- Given records -

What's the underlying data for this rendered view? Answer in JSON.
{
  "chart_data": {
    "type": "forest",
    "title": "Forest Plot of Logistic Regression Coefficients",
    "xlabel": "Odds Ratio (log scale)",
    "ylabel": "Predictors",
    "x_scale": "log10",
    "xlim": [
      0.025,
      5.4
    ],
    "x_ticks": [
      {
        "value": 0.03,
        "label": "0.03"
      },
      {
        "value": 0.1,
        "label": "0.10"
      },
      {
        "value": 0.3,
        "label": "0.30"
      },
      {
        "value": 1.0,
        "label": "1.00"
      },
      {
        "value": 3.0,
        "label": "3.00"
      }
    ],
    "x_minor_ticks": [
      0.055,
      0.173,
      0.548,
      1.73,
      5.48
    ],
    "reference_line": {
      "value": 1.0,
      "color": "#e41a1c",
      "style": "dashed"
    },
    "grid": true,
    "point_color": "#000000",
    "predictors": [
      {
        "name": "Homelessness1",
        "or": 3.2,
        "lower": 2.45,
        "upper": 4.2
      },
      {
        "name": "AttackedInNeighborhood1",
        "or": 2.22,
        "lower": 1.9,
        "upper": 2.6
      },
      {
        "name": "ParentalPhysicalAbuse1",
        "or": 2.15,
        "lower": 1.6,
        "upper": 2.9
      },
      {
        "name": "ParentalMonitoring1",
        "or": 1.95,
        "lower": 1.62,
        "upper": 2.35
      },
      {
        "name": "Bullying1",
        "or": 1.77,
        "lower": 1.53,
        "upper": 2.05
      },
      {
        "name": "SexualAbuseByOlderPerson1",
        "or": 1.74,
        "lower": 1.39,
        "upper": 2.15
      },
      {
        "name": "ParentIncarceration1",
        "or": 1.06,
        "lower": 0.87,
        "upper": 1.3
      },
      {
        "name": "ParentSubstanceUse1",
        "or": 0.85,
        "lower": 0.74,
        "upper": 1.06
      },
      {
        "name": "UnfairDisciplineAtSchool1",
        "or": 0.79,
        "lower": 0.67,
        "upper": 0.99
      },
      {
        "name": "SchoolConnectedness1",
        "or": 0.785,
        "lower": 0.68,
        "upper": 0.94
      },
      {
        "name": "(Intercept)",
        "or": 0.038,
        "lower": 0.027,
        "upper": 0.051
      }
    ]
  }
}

- Exercise goal -
Extract the full listing and reproduce each line exactly.

- Result for this exercise -
What's the underlying data for this rendered view? Answer in JSON.
{
  "chart_data": {
    "type": "forest",
    "title": "Forest Plot of Logistic Regression Coefficients",
    "xlabel": "Odds Ratio (log scale)",
    "ylabel": "Predictors",
    "x_scale": "log10",
    "xlim": [
      0.025,
      5.4
    ],
    "x_ticks": [
      {
        "value": 0.03,
        "label": "0.03"
      },
      {
        "value": 0.1,
        "label": "0.10"
      },
      {
        "value": 0.3,
        "label": "0.30"
      },
      {
        "value": 1.0,
        "label": "1.00"
      },
      {
        "value": 3.0,
        "label": "3.00"
      }
    ],
    "x_minor_ticks": [
      0.055,
      0.173,
      0.548,
      1.73,
      5.48
    ],
    "reference_line": {
      "value": 1.0,
      "color": "#e41a1c",
      "style": "dashed"
    },
    "grid": true,
    "point_color": "#000000",
    "predictors": [
      {
        "name": "Homelessness1",
        "or": 3.2,
        "lower": 2.45,
        "upper": 4.2
      },
      {
        "name": "AttackedInNeighborhood1",
        "or": 2.22,
        "lower": 1.9,
        "upper": 2.6
      },
      {
        "name": "ParentalPhysicalAbuse1",
        "or": 2.15,
        "lower": 1.6,
        "upper": 2.9
      },
      {
        "name": "ParentalMonitoring1",
        "or": 1.95,
        "lower": 1.62,
        "upper": 2.35
      },
      {
        "name": "Bullying1",
        "or": 1.77,
        "lower": 1.53,
        "upper": 2.05
      },
      {
        "name": "SexualAbuseByOlderPerson1",
        "or": 1.74,
        "lower": 1.39,
        "upper": 2.15
      },
      {
        "name": "ParentIncarceration1",
        "or": 1.06,
        "lower": 0.87,
        "upper": 1.3
      },
      {
        "name": "ParentSubstanceUse1",
        "or": 0.85,
        "lower": 0.74,
        "upper": 1.06
      },
      {
        "name": "UnfairDisciplineAtSchool1",
        "or": 0.79,
        "lower": 0.67,
        "upper": 0.99
      },
      {
        "name": "SchoolConnectedness1",
        "or": 0.785,
        "lower": 0.68,
        "upper": 0.94
      },
      {
        "name": "(Intercept)",
        "or": 0.038,
        "lower": 0.027,
        "upper": 0.051
      }
    ]
  }
}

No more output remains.